Given instruction: Check the listing below for lines that hold "NaOH". How many are there? Please give only the number.
###
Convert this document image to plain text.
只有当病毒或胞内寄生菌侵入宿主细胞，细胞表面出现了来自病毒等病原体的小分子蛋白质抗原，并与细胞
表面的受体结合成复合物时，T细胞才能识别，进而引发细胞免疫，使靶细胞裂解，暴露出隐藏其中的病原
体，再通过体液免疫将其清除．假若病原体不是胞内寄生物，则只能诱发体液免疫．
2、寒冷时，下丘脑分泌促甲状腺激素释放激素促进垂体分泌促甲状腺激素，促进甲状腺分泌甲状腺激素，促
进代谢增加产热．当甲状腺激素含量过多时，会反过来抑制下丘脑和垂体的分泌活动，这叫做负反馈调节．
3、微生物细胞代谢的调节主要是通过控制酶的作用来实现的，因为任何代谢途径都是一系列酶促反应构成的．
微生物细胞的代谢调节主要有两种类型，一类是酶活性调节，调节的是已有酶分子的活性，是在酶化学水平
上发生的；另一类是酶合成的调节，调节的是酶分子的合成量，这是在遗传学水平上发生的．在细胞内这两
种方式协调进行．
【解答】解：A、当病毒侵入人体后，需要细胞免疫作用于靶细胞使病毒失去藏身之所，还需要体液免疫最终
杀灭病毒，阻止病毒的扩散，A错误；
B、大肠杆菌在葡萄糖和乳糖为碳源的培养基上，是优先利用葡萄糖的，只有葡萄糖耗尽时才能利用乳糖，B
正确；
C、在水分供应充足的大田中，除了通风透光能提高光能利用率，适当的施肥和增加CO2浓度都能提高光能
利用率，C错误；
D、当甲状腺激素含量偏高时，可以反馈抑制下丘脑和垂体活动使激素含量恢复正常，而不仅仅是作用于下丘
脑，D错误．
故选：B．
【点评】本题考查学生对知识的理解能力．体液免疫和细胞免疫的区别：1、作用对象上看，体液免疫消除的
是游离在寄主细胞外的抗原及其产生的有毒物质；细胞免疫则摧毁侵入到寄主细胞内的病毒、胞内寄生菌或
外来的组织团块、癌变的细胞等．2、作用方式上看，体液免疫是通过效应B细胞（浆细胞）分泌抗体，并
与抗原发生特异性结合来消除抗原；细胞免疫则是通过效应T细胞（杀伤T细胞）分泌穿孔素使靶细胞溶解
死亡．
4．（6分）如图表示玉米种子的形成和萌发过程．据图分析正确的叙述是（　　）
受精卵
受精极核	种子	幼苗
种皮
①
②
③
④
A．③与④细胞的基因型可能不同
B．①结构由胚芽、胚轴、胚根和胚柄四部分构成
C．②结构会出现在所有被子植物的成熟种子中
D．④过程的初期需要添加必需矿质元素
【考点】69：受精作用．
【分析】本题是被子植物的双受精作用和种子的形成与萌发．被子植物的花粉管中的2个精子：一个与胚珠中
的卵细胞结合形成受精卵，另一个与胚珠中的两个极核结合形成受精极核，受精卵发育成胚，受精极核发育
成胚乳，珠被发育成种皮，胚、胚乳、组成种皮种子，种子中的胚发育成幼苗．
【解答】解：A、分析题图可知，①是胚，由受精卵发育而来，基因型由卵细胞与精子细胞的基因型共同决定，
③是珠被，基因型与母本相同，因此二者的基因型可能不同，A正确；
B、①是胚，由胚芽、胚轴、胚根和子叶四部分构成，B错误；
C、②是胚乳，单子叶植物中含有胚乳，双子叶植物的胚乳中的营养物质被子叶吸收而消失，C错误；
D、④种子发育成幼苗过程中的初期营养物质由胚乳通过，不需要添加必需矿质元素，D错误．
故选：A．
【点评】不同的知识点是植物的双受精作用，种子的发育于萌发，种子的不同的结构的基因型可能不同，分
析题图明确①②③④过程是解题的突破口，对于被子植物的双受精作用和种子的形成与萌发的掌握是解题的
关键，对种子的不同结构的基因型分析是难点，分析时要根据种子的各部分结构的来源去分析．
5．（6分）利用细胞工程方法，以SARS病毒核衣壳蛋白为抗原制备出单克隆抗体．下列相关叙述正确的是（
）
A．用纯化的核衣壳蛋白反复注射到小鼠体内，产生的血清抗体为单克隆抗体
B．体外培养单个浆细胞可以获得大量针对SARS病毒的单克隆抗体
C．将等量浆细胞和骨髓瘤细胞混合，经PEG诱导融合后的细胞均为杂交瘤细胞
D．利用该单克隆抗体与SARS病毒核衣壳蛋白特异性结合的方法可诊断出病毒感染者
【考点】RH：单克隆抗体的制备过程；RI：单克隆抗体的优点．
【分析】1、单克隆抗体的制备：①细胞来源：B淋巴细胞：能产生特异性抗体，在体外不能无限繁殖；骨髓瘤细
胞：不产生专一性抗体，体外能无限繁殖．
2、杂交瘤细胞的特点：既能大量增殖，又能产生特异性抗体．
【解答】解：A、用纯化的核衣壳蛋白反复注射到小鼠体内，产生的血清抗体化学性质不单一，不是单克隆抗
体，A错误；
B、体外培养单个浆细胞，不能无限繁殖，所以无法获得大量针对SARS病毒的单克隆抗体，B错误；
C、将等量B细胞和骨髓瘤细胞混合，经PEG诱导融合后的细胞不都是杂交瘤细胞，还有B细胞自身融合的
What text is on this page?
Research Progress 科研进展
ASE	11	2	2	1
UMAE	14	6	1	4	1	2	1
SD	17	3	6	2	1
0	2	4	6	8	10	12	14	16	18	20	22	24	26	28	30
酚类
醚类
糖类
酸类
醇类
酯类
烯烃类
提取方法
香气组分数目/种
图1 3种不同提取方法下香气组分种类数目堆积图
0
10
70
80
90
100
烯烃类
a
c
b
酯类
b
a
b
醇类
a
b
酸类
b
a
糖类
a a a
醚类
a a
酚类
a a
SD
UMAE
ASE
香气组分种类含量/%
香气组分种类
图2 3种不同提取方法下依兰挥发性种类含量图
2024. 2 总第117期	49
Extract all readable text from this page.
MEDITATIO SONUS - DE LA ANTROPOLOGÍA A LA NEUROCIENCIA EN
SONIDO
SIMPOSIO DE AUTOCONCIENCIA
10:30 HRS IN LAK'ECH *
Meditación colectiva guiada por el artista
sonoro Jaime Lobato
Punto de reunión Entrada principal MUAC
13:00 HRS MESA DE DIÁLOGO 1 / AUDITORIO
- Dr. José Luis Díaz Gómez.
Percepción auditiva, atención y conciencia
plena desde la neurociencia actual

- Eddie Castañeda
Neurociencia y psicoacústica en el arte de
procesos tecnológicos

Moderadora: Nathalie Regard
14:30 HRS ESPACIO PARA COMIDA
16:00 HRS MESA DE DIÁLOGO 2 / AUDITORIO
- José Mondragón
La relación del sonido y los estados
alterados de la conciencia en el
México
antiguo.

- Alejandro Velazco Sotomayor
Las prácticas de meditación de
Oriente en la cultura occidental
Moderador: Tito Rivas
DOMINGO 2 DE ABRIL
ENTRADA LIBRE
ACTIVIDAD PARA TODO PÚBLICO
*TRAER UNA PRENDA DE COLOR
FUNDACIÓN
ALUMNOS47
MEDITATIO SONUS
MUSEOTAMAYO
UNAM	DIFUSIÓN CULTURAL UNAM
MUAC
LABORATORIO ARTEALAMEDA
###
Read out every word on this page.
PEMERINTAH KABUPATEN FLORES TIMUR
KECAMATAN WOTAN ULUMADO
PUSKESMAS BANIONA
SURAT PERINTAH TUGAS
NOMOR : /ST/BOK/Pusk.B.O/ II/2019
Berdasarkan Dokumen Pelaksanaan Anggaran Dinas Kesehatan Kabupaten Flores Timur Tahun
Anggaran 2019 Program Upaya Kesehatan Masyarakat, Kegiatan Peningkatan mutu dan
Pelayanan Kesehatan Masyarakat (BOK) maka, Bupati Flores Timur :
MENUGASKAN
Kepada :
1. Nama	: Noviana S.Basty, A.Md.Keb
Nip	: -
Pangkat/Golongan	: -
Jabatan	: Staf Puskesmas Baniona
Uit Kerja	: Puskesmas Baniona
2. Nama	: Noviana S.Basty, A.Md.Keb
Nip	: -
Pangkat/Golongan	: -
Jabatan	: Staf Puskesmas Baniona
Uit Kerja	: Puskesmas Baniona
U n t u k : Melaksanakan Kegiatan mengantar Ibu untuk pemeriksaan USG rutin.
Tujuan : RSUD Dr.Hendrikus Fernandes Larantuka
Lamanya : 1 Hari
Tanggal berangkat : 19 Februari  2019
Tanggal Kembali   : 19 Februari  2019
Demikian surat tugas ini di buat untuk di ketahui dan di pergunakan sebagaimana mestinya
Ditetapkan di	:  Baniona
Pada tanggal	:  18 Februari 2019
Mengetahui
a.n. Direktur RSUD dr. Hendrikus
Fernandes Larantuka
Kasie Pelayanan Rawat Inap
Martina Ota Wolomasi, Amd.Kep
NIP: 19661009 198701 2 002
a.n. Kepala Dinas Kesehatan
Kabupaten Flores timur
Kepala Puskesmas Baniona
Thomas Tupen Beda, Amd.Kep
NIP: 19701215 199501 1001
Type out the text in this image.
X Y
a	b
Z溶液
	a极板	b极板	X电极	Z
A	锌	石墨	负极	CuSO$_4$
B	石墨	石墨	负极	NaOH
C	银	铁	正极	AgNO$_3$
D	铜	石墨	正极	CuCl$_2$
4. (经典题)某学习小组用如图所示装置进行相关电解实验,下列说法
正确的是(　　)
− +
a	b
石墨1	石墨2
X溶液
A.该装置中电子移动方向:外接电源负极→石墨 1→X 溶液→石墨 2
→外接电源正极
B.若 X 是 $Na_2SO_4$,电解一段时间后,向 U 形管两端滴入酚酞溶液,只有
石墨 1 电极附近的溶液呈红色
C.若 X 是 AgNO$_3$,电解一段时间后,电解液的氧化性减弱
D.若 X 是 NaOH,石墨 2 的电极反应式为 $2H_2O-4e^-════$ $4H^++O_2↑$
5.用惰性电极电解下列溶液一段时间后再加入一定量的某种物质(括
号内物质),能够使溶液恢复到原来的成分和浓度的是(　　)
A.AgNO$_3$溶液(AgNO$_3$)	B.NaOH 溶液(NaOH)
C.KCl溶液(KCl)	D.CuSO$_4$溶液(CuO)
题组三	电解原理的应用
###
The response: 3